[Document]
● ● ● ● ● ● ●

No. 1688 Tianzhong Street, Longwan District,

Wenzhou, Zhejiang Province

People’s Republic of China 325025

+86-057786598888

 

We analyzed the factors identified in ASC 450-20-55-12 as follows:

 

(1) The nature of the litigation and claims

 

The litigation focus of the parties involved the determination of the leakage cause of piping products the Company supplied to the plaintiff and which party is responsible to the leakage. In addition, even in the event the court ruled in favorable to the plaintiff, the likelihood of any material monetary damages being awarded was still determined to be remote.

 

(2) The progress of the case

 

The litigation was filed in October, 2019. On July 10, 2018, the plaintiff and Huadi Steel signed a high vacuum seawater pipeline procedural stainless steel pipeline procurement contract (contract number: SYGF-GY-GC-18072), pursuant to which the plaintiff would purchase a total of nine types of stainless seamless steel pipes from Huadi Steel, to be used for high vacuum seawater projects. The above-mentioned steel pipes were alleged to be continuously and completely leaking within half year of use. The plaintiff claimed that this batch of steel pipes sold by Huadi Group did not meet the conditions for safe use and constituted a breach of contract, alleging a loss of RMB 21,288. The plaintiff submitted that it spent an additional RMB 1,212,100 to purchase steel pipes as replacement, totaling the alleged loss of RMB 1,233,388. The first hearing of the case has been completed. As of the date hereof, under the instruction of the court, the testing organization selected by the court is sampling and testing the quality of the goods supplied by Huadi Steel. Overall, it was our view that the litigation was still in the early stages.

● ● ● ● ● ● ●

[Data for this task]
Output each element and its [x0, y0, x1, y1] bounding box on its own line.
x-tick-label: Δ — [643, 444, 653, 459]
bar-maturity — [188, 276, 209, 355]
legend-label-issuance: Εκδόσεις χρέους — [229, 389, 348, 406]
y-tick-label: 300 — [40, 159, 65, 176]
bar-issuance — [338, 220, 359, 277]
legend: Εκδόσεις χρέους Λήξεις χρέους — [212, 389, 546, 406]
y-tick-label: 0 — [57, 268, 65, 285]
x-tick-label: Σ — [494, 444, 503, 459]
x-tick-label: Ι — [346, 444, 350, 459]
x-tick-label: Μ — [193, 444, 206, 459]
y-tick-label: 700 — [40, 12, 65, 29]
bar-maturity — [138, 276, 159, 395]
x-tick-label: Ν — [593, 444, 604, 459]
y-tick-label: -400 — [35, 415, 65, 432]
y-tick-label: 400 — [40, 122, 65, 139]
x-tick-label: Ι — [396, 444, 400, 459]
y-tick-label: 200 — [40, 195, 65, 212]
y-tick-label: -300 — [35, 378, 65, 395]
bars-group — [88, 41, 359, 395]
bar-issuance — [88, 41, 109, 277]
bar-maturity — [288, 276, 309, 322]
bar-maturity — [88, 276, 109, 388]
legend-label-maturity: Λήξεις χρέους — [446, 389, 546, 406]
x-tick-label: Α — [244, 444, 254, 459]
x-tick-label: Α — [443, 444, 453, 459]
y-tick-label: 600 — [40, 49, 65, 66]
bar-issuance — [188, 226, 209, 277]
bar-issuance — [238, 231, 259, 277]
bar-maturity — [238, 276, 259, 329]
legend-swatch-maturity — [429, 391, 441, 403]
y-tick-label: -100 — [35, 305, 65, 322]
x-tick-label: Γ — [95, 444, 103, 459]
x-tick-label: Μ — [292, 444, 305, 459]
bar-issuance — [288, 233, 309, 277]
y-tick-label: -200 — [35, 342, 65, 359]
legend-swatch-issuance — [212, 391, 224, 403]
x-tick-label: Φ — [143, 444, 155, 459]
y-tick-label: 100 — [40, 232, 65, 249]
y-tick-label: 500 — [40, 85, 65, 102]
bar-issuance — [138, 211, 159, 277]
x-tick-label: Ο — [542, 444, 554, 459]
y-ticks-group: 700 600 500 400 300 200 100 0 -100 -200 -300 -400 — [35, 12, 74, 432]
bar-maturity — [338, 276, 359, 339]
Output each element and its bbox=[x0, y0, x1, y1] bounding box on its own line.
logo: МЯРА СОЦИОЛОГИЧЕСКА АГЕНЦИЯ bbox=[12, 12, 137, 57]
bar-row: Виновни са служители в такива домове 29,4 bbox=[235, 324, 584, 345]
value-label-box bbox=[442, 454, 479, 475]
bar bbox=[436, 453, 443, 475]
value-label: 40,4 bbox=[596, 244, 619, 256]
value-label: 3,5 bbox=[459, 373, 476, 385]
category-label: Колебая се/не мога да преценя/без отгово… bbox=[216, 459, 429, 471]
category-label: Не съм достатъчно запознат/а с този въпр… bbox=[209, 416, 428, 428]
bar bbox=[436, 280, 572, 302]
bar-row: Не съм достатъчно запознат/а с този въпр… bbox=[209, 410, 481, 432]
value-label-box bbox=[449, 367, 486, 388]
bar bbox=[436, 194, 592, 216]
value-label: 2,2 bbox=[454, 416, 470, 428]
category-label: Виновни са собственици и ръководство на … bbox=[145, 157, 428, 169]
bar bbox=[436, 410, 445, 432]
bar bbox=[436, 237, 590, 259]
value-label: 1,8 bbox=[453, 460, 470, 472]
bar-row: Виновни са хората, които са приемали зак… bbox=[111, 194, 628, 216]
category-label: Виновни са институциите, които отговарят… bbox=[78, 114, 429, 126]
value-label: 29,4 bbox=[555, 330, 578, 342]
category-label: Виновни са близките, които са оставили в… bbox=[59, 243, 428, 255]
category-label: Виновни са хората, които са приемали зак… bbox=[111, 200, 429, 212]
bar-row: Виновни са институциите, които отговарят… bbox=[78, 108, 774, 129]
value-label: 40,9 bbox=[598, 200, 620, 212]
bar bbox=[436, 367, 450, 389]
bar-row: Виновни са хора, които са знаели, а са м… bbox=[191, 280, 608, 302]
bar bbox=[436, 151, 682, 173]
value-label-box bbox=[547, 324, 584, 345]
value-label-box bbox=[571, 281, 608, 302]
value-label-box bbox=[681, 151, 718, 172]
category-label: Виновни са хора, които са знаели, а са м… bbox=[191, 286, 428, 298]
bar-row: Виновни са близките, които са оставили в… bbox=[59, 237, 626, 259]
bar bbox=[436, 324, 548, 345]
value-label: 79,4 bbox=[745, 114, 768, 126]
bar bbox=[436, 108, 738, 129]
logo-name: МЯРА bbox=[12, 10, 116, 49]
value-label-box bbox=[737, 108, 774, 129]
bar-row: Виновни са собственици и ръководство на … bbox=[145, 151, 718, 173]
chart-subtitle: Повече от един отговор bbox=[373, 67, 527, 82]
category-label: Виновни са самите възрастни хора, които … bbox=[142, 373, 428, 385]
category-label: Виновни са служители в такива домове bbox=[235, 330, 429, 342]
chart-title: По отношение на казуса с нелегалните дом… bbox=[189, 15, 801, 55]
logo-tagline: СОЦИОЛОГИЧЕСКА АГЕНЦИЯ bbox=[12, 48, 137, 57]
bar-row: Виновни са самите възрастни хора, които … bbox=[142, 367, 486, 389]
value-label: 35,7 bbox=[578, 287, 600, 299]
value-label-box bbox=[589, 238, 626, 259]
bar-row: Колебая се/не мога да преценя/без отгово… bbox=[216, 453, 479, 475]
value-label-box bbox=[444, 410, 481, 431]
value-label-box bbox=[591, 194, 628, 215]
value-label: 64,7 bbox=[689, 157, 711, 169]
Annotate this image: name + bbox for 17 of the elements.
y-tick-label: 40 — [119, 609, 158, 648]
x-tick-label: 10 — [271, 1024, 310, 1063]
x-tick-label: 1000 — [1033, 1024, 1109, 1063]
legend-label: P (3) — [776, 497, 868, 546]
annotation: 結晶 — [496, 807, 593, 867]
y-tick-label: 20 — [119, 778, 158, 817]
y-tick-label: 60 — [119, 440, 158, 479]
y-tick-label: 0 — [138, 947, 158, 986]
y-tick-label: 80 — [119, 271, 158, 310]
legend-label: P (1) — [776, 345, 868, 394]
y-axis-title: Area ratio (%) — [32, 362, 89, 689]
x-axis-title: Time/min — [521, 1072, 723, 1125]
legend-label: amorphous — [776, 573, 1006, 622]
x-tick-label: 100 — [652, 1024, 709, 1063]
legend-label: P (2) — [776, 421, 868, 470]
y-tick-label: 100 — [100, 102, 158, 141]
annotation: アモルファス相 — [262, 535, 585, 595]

● ● ● ● ● ● ●

[Task 1] Which lines of the listing contain the string "приемали"? Copy each of them.
[Task 2] Continue the passage on the steel pipe leakage litigation, picking up after its last sentence.

[Exercise answer 1]
bar-row: Виновни са хората, които са приемали зак… bbox=[111, 194, 628, 216]
category-label: Виновни са хората, които са приемали зак… bbox=[111, 200, 429, 212]

[Exercise answer 2]
 

(3) Our experience in other litigation

 

In the history of the Company, we have had experience with complex technology and business litigation, and that helped inform our evaluation.

 

(4) Consultation with outside counsel

 

Our evaluation was also informed by our ongoing discussions with outside counsel on their views of the litigation.

 

(5) Management’s response to the litigation

 

As of the filing of this amendment, we were vigorously contesting the litigation and there were no active settlement discussions between the parties.

 

Based on our review of the supporting underlying facts and analyses as summarized above, a loss contingency was determined to be remote as of the filing date of this amendment. Therefore, we determined that it was not necessary to disclose an estimate of the possible loss or range of possible loss or provide a statement that such an estimate cannot be made in accordance with paragraph 4 of ASC 450-20-50. Although we determined a loss contingency was remote, we nevertheless believed it was appropriate to provide disclosure that the litigation existed.

 

We will closely pay attention to the future development of this legal proceeding and if we determine the possibility of incurring an liability is reasonably possible, we will modify our disclosure in Note 15 – Commitment and Contingencies and NOTE 17 – Subsequent Events in future filings.

 

Exhibit Index, page II-2

 

7.The EDGAR system does not reflect that Exhibits 10.8 and 14.1 were filed, and the exhibit index does not reflect that those exhibits are to be filed by amendment. Please revise.

 

RESPONSE: We note the Staff’s comment, and in response thereto, advise the Staff that we have included Exhibit 10.8 and Exhibit 14.1, respectively, in the amended F-1.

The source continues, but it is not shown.